-- Start STORED ROWS --

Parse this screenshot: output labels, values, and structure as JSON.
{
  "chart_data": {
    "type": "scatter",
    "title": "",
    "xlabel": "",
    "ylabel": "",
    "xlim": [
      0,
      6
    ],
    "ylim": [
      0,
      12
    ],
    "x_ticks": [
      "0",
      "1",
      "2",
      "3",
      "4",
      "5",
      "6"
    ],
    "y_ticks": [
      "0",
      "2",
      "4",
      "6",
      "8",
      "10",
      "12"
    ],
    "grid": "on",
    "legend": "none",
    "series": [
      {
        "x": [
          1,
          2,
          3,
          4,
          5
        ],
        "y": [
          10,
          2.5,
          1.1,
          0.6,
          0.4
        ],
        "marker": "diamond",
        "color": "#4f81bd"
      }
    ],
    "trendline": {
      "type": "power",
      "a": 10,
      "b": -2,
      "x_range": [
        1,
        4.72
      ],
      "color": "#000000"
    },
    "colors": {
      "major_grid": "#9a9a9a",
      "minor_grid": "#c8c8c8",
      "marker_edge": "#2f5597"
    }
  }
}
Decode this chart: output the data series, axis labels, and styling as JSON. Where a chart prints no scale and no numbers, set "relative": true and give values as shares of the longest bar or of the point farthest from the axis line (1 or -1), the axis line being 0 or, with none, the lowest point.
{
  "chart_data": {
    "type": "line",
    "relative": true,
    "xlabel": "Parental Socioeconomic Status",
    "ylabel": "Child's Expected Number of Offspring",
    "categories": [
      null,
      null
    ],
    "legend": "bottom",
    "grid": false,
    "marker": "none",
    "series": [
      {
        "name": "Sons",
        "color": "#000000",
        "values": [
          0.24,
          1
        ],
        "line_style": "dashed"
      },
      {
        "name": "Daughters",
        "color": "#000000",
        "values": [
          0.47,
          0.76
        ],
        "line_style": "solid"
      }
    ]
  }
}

-- End STORED ROWS --

## WHAT THE TASK ASKS
Your task is to repeat the data exactly; please include every line.

## TASK RESPONSE
Parse this screenshot: output labels, values, and structure as JSON.
{
  "chart_data": {
    "type": "scatter",
    "title": "",
    "xlabel": "",
    "ylabel": "",
    "xlim": [
      0,
      6
    ],
    "ylim": [
      0,
      12
    ],
    "x_ticks": [
      "0",
      "1",
      "2",
      "3",
      "4",
      "5",
      "6"
    ],
    "y_ticks": [
      "0",
      "2",
      "4",
      "6",
      "8",
      "10",
      "12"
    ],
    "grid": "on",
    "legend": "none",
    "series": [
      {
        "x": [
          1,
          2,
          3,
          4,
          5
        ],
        "y": [
          10,
          2.5,
          1.1,
          0.6,
          0.4
        ],
        "marker": "diamond",
        "color": "#4f81bd"
      }
    ],
    "trendline": {
      "type": "power",
      "a": 10,
      "b": -2,
      "x_range": [
        1,
        4.72
      ],
      "color": "#000000"
    },
    "colors": {
      "major_grid": "#9a9a9a",
      "minor_grid": "#c8c8c8",
      "marker_edge": "#2f5597"
    }
  }
}
Decode this chart: output the data series, axis labels, and styling as JSON. Where a chart prints no scale and no numbers, set "relative": true and give values as shares of the longest bar or of the point farthest from the axis line (1 or -1), the axis line being 0 or, with none, the lowest point.
{
  "chart_data": {
    "type": "line",
    "relative": true,
    "xlabel": "Parental Socioeconomic Status",
    "ylabel": "Child's Expected Number of Offspring",
    "categories": [
      null,
      null
    ],
    "legend": "bottom",
    "grid": false,
    "marker": "none",
    "series": [
      {
        "name": "Sons",
        "color": "#000000",
        "values": [
          0.24,
          1
        ],
        "line_style": "dashed"
      },
      {
        "name": "Daughters",
        "color": "#000000",
        "values": [
          0.47,
          0.76
        ],
        "line_style": "solid"
      }
    ]
  }
}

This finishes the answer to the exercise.